DATA SHOWN =
******************************

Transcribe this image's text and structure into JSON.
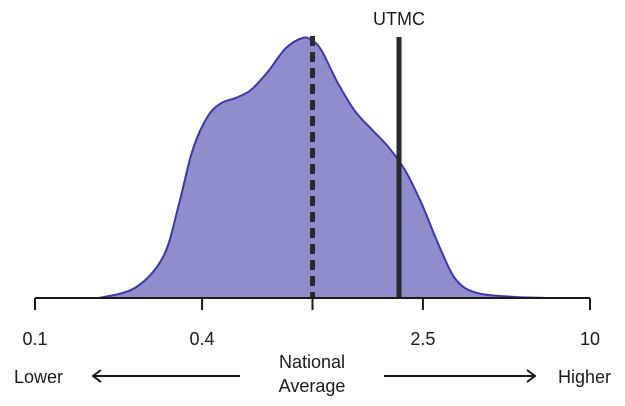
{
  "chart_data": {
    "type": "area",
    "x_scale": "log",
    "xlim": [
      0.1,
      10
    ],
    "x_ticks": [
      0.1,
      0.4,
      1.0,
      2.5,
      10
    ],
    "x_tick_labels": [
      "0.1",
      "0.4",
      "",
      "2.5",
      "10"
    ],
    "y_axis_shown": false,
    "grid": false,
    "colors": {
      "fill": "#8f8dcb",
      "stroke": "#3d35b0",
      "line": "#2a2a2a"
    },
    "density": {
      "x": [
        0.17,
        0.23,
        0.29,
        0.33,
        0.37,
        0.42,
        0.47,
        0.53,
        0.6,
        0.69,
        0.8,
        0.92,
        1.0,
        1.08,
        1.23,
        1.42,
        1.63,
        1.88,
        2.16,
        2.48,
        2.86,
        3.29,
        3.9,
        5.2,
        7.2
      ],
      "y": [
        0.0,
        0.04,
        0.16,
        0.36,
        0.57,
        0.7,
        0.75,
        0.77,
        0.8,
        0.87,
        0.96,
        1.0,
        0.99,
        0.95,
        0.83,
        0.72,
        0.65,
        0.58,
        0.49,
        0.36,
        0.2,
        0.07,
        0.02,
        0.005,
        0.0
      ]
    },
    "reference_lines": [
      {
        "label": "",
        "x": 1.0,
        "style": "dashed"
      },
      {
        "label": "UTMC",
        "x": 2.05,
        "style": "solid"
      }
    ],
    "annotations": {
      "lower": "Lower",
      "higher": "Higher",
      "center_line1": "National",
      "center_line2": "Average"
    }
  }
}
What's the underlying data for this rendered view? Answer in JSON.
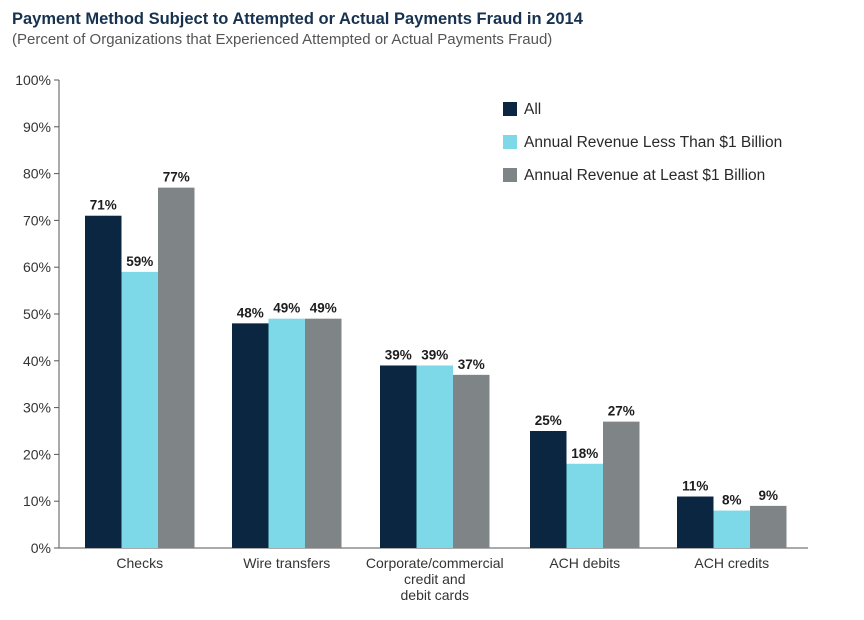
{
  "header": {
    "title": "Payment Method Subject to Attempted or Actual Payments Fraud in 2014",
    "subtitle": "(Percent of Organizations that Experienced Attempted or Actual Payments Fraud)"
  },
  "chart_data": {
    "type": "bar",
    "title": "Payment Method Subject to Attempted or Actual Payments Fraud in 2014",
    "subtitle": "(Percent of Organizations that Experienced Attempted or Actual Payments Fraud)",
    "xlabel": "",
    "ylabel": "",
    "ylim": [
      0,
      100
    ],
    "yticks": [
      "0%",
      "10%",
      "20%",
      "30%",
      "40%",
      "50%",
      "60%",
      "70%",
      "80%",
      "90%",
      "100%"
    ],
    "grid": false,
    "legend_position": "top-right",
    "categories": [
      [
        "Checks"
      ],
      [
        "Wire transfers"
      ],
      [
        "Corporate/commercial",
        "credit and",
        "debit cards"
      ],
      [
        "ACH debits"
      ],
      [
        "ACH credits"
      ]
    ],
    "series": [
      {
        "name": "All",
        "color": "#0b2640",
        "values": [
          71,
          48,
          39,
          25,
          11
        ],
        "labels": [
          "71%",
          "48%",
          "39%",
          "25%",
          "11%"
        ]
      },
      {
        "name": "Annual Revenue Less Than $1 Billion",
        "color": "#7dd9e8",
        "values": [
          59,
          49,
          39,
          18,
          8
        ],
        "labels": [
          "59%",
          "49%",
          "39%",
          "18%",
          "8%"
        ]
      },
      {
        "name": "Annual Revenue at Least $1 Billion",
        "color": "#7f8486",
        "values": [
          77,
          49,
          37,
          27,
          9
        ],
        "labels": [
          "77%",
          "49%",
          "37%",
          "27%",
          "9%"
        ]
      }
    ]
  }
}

******************************

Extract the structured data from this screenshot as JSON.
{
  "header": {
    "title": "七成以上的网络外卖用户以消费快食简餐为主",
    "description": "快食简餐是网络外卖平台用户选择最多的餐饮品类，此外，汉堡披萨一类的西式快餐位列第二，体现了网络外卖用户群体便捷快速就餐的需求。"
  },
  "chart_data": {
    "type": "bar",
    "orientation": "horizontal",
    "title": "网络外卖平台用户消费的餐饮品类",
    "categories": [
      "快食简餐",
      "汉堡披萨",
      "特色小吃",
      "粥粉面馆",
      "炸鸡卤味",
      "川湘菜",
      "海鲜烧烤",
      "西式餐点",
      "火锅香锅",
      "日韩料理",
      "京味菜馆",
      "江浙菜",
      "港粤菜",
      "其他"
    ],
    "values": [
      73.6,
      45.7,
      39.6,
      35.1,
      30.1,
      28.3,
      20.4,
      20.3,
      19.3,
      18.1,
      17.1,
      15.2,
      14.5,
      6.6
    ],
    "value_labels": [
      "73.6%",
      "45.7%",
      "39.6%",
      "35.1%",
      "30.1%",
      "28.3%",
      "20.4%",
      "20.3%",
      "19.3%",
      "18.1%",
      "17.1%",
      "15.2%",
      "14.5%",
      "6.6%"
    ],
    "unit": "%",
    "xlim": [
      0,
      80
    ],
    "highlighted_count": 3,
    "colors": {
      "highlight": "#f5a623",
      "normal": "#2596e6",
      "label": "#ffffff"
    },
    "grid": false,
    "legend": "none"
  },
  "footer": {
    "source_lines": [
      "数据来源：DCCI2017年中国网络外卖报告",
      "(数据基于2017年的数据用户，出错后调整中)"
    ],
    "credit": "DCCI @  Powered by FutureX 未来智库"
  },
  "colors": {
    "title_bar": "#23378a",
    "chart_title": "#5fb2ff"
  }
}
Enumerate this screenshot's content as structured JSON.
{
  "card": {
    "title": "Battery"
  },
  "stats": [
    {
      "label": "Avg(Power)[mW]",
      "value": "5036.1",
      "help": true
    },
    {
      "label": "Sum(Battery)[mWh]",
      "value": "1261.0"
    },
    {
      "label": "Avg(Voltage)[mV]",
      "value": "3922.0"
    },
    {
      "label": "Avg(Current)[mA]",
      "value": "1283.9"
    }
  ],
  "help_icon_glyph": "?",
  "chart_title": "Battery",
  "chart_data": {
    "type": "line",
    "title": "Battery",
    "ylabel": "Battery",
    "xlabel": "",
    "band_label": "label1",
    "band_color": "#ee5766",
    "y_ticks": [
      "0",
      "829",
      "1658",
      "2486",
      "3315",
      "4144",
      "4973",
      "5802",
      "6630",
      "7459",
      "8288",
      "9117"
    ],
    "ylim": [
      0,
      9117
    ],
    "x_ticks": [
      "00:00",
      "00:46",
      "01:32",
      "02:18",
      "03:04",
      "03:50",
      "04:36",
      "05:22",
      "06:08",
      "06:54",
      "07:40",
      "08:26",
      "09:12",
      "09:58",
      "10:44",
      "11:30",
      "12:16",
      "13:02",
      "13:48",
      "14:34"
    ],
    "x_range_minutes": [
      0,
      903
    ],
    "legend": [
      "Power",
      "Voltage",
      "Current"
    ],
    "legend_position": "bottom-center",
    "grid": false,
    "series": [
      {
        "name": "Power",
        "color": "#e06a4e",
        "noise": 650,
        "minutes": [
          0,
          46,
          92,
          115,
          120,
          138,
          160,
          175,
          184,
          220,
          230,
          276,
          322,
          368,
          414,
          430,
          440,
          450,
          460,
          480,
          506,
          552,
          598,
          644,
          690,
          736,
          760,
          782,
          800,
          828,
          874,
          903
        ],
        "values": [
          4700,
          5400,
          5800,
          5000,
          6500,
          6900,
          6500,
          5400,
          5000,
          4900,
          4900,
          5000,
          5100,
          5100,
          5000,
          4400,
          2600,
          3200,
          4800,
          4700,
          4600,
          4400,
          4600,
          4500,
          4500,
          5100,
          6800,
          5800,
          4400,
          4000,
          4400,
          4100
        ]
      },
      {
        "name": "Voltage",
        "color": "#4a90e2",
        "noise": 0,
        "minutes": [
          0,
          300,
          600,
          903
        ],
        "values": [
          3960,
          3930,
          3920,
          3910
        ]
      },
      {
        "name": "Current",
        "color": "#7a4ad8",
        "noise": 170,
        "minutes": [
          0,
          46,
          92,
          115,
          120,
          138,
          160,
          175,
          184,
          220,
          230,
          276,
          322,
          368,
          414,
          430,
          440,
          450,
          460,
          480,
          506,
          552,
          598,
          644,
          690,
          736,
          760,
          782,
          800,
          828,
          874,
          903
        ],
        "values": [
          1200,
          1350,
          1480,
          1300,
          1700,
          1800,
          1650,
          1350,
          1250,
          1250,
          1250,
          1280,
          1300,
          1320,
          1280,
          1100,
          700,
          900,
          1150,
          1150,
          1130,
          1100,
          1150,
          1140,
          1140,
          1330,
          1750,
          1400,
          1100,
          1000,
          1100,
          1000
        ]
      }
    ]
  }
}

******************************

TASK = Search the records above for "Experienced". Copy each line where it is found.

WRITTEN SOLUTION =
    "subtitle": "(Percent of Organizations that Experienced Attempted or Actual Payments Fraud)"
    "subtitle": "(Percent of Organizations that Experienced Attempted or Actual Payments Fraud)",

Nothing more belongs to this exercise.